SET TASK
Search the data for the string "Projection" and gather each line it is in.

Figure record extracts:
··········
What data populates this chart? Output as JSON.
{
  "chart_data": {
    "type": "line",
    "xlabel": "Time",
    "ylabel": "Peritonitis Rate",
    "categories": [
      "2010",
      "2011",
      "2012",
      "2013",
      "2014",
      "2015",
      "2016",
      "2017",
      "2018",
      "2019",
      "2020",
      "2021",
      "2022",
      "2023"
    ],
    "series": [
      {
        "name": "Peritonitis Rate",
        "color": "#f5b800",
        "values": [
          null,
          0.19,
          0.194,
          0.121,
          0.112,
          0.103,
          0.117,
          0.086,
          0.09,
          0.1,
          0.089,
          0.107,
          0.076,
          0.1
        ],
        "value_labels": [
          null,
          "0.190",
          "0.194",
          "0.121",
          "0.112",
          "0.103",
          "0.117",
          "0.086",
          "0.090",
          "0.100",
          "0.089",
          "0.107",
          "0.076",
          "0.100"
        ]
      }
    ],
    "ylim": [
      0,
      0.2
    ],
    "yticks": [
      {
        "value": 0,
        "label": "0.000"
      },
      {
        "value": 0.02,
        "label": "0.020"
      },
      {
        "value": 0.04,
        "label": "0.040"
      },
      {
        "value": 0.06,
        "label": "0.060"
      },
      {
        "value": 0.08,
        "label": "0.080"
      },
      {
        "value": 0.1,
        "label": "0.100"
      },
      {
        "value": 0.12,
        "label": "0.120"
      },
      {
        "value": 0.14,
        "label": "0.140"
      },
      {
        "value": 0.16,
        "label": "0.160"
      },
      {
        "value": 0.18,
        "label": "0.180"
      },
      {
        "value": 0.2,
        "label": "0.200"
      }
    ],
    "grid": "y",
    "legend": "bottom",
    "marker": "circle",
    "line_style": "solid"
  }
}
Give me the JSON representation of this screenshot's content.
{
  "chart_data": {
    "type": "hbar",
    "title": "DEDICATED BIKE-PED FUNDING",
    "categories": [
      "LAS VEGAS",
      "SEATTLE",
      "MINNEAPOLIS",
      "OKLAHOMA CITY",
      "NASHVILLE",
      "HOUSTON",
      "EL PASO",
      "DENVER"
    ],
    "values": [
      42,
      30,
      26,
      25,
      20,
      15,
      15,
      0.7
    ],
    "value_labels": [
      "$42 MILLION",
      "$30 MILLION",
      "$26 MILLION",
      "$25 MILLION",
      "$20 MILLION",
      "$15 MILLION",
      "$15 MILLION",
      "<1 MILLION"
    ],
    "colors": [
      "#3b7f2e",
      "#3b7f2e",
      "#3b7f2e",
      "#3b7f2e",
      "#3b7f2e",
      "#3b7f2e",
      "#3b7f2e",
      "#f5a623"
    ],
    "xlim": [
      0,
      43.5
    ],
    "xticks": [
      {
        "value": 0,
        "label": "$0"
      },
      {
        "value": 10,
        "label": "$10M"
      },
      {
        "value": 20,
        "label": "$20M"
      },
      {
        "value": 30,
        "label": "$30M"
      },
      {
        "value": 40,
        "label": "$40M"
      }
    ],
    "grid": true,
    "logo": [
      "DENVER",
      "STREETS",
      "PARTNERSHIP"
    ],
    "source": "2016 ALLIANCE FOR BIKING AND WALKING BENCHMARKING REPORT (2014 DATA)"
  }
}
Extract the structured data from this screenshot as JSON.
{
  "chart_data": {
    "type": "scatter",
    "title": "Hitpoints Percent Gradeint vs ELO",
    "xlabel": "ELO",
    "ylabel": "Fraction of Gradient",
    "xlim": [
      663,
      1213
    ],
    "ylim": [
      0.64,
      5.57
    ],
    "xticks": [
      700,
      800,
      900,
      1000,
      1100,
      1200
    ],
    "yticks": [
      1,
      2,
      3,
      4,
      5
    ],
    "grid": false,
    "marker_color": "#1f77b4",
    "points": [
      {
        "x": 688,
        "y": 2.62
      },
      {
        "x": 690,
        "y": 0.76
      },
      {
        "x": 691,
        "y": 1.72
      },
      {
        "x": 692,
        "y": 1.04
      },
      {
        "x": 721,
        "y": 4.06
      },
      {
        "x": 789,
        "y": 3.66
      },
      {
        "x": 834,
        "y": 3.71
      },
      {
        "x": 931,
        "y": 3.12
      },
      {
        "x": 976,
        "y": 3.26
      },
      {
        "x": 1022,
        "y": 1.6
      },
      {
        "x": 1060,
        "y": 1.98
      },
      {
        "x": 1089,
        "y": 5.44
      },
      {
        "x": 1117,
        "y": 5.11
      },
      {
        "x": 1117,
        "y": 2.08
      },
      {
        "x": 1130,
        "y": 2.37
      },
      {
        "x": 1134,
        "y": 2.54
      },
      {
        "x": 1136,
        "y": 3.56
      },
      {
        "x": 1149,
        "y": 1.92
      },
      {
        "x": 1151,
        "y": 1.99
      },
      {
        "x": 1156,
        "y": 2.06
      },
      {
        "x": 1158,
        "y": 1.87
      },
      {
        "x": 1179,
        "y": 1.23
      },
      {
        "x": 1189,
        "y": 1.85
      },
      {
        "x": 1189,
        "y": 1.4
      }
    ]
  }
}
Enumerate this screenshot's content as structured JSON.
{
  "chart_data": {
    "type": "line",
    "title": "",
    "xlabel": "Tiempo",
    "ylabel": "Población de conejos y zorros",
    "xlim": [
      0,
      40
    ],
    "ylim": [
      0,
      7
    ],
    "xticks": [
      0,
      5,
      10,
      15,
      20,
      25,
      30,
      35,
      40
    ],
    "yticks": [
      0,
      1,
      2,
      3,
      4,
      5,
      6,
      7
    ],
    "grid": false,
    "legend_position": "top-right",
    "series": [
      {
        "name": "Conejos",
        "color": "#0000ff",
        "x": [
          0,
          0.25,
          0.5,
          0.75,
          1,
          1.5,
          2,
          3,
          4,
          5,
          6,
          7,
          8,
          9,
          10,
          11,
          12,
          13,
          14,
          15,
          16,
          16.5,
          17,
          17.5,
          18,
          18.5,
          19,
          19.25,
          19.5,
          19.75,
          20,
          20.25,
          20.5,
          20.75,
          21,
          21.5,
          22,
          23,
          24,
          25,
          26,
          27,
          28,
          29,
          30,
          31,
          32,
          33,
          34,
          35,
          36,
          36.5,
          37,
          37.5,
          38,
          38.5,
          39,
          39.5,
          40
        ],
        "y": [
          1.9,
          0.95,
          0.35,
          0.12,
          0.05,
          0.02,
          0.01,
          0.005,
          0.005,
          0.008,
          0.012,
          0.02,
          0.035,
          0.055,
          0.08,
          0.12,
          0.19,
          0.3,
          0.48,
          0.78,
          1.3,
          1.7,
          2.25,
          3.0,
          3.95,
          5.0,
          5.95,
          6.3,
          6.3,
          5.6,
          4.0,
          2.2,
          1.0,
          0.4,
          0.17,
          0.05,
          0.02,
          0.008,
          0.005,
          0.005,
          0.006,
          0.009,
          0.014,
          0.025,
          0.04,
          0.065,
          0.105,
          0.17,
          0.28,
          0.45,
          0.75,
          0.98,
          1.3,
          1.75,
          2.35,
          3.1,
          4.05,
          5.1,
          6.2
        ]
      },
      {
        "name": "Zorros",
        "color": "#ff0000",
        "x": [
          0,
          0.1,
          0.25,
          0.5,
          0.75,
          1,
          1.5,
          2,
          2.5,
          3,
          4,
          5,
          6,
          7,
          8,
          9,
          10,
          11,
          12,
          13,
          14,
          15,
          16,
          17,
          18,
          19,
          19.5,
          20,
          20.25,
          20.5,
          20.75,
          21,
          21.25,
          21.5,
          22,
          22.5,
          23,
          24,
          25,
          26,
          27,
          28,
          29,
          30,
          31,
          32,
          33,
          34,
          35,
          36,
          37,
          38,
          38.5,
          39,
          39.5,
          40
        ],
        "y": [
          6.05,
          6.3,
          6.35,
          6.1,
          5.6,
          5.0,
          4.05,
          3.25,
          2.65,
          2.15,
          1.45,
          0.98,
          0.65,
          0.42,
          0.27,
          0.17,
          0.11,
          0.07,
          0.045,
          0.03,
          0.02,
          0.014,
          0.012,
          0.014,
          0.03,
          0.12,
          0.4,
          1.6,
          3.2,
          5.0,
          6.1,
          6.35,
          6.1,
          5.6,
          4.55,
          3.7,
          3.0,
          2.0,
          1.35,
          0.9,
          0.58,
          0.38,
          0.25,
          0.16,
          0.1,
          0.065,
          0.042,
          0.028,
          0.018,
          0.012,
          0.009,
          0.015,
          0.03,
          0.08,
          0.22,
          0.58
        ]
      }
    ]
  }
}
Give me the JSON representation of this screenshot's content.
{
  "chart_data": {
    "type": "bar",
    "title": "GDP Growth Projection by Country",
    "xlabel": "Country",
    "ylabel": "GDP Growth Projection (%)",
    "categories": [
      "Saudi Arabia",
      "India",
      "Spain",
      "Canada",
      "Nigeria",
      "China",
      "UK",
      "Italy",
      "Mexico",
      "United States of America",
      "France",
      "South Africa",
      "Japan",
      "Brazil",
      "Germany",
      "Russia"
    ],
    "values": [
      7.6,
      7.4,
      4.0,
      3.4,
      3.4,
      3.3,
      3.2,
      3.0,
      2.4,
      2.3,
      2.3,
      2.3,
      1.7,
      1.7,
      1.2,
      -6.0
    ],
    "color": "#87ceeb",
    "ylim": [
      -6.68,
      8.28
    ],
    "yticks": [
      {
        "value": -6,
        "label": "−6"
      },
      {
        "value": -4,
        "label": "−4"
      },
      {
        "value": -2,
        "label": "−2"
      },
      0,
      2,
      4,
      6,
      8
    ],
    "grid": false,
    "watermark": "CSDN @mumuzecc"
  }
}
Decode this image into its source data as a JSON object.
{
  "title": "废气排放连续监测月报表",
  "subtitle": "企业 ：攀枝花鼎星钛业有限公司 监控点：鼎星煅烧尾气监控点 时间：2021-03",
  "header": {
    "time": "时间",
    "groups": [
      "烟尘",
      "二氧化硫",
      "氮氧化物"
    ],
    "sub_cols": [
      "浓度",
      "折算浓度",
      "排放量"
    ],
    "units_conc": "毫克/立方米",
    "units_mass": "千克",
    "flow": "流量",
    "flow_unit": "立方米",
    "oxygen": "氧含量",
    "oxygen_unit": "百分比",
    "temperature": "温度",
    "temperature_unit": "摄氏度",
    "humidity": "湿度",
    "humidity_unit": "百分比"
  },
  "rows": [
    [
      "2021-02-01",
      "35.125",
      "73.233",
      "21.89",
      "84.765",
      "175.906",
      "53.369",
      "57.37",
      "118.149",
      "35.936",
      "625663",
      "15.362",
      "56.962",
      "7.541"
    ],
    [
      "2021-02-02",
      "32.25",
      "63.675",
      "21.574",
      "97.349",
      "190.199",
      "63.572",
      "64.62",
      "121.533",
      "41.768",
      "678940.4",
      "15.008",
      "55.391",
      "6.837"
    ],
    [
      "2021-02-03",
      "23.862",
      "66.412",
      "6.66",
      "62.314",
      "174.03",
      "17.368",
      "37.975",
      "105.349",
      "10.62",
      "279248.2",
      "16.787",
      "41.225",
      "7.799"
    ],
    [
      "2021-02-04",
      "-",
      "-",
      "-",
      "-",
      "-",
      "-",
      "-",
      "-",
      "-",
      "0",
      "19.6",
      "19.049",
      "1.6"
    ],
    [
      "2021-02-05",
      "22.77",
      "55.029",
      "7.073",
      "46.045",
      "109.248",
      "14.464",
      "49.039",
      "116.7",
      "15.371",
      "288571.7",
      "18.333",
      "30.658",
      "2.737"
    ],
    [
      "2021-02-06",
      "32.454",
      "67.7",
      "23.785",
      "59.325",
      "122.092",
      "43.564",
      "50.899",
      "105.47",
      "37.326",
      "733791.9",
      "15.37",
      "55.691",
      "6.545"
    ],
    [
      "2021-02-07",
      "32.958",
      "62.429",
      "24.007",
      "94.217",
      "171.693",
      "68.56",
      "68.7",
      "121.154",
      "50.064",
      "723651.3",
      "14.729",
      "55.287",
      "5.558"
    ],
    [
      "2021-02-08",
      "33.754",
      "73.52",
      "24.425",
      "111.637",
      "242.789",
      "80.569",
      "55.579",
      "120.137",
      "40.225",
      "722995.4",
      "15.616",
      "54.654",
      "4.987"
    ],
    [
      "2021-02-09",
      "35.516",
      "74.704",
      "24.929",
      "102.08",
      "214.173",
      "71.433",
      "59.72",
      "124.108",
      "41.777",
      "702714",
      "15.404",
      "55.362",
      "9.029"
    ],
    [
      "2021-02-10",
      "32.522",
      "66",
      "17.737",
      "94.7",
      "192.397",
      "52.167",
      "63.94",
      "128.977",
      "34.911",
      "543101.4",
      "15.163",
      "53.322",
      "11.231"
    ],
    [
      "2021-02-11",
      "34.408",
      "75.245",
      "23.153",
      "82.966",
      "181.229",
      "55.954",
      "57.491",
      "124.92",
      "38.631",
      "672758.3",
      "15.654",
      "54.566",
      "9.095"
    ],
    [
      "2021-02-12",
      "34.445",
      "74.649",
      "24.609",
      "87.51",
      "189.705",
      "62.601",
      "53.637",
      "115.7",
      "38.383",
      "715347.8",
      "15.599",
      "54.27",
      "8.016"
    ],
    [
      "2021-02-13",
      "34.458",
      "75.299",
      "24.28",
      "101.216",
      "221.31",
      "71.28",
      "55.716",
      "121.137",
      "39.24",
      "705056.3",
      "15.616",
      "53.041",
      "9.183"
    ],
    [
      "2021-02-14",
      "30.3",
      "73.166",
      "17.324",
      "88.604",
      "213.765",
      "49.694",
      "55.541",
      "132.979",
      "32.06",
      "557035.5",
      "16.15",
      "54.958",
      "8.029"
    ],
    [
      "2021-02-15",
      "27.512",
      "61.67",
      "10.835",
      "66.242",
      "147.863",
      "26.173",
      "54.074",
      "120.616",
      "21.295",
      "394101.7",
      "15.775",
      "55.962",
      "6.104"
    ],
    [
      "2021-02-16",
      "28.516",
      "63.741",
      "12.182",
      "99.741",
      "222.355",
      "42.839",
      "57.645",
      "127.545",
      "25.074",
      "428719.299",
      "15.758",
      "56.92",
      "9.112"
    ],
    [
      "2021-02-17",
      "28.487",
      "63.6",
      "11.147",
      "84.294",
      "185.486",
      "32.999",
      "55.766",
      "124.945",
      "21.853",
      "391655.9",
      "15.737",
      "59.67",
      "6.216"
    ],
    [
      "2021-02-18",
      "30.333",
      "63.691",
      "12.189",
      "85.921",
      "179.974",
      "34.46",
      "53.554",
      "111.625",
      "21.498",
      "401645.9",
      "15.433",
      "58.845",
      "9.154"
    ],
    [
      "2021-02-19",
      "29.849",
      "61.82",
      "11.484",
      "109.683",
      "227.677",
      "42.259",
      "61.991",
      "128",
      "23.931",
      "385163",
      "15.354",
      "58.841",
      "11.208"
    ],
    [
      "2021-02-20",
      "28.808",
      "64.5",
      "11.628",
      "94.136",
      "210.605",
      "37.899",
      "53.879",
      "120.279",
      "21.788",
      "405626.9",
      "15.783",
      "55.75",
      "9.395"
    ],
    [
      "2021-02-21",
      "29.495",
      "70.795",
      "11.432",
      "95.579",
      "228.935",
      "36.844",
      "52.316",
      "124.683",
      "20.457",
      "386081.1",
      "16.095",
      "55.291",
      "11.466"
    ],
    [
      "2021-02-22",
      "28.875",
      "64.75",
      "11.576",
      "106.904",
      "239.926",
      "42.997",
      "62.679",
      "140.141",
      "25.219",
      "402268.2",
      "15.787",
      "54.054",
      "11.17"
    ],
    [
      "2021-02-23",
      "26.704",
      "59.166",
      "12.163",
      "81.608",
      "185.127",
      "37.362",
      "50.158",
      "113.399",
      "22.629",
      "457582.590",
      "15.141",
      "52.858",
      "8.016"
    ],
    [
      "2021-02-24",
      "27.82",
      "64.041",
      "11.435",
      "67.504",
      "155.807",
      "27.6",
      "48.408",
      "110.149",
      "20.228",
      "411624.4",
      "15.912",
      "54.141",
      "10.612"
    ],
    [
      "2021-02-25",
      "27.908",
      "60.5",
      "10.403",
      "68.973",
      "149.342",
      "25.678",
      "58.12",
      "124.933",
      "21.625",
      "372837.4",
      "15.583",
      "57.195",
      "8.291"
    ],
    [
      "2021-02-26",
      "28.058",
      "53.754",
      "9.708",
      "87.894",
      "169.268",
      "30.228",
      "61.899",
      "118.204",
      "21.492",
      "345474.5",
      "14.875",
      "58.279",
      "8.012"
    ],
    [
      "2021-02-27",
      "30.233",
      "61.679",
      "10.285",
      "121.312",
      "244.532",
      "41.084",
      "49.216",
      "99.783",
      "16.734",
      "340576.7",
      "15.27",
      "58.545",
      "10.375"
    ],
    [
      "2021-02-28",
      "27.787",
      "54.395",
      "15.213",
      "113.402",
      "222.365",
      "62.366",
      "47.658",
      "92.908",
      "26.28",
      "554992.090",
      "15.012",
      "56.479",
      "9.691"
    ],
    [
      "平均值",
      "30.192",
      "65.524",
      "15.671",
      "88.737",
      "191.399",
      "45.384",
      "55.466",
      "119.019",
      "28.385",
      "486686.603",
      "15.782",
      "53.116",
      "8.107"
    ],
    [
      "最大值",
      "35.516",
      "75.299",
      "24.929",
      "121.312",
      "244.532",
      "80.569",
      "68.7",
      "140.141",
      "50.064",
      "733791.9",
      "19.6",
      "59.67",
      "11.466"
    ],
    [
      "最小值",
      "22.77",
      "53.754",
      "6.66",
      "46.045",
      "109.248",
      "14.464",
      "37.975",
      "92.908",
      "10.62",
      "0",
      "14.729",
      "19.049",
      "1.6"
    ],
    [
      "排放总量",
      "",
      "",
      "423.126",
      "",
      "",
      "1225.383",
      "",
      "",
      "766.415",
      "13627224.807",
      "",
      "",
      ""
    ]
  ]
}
··········
SOLUTION FOR THIS TASK
    "title": "GDP Growth Projection by Country",
    "ylabel": "GDP Growth Projection (%)",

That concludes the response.